● AIM
Extract the data exactly, missing nothing.

● Source data
● ● ● ● ●

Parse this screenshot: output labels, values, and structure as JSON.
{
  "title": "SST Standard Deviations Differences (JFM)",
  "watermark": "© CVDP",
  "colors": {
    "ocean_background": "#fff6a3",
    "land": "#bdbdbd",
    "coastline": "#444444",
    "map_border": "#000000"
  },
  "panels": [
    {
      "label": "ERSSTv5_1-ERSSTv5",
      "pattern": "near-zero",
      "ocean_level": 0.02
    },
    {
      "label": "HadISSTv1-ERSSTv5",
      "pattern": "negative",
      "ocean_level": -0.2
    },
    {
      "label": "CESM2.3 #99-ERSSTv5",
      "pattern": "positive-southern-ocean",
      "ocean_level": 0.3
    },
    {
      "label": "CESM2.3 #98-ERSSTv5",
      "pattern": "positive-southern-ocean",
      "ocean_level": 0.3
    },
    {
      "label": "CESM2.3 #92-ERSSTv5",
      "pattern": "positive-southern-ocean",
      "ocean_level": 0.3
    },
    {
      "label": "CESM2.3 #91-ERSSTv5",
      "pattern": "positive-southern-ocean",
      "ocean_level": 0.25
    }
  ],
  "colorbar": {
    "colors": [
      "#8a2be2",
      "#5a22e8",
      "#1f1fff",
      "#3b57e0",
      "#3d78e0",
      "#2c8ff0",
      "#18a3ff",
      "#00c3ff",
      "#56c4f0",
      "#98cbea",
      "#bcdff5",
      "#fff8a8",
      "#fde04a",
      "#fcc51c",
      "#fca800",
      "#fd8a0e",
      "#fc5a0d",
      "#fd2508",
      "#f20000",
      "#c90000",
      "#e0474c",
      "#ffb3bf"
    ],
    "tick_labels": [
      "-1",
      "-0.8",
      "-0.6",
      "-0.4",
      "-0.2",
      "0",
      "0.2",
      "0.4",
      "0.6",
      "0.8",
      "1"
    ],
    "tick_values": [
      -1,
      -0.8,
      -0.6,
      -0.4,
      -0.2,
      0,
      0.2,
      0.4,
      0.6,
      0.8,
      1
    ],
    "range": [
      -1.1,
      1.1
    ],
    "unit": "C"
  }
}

● ● ● ● ●

● EXERCISE SOLUTION
Parse this screenshot: output labels, values, and structure as JSON.
{
  "title": "SST Standard Deviations Differences (JFM)",
  "watermark": "© CVDP",
  "colors": {
    "ocean_background": "#fff6a3",
    "land": "#bdbdbd",
    "coastline": "#444444",
    "map_border": "#000000"
  },
  "panels": [
    {
      "label": "ERSSTv5_1-ERSSTv5",
      "pattern": "near-zero",
      "ocean_level": 0.02
    },
    {
      "label": "HadISSTv1-ERSSTv5",
      "pattern": "negative",
      "ocean_level": -0.2
    },
    {
      "label": "CESM2.3 #99-ERSSTv5",
      "pattern": "positive-southern-ocean",
      "ocean_level": 0.3
    },
    {
      "label": "CESM2.3 #98-ERSSTv5",
      "pattern": "positive-southern-ocean",
      "ocean_level": 0.3
    },
    {
      "label": "CESM2.3 #92-ERSSTv5",
      "pattern": "positive-southern-ocean",
      "ocean_level": 0.3
    },
    {
      "label": "CESM2.3 #91-ERSSTv5",
      "pattern": "positive-southern-ocean",
      "ocean_level": 0.25
    }
  ],
  "colorbar": {
    "colors": [
      "#8a2be2",
      "#5a22e8",
      "#1f1fff",
      "#3b57e0",
      "#3d78e0",
      "#2c8ff0",
      "#18a3ff",
      "#00c3ff",
      "#56c4f0",
      "#98cbea",
      "#bcdff5",
      "#fff8a8",
      "#fde04a",
      "#fcc51c",
      "#fca800",
      "#fd8a0e",
      "#fc5a0d",
      "#fd2508",
      "#f20000",
      "#c90000",
      "#e0474c",
      "#ffb3bf"
    ],
    "tick_labels": [
      "-1",
      "-0.8",
      "-0.6",
      "-0.4",
      "-0.2",
      "0",
      "0.2",
      "0.4",
      "0.6",
      "0.8",
      "1"
    ],
    "tick_values": [
      -1,
      -0.8,
      -0.6,
      -0.4,
      -0.2,
      0,
      0.2,
      0.4,
      0.6,
      0.8,
      1
    ],
    "range": [
      -1.1,
      1.1
    ],
    "unit": "C"
  }
}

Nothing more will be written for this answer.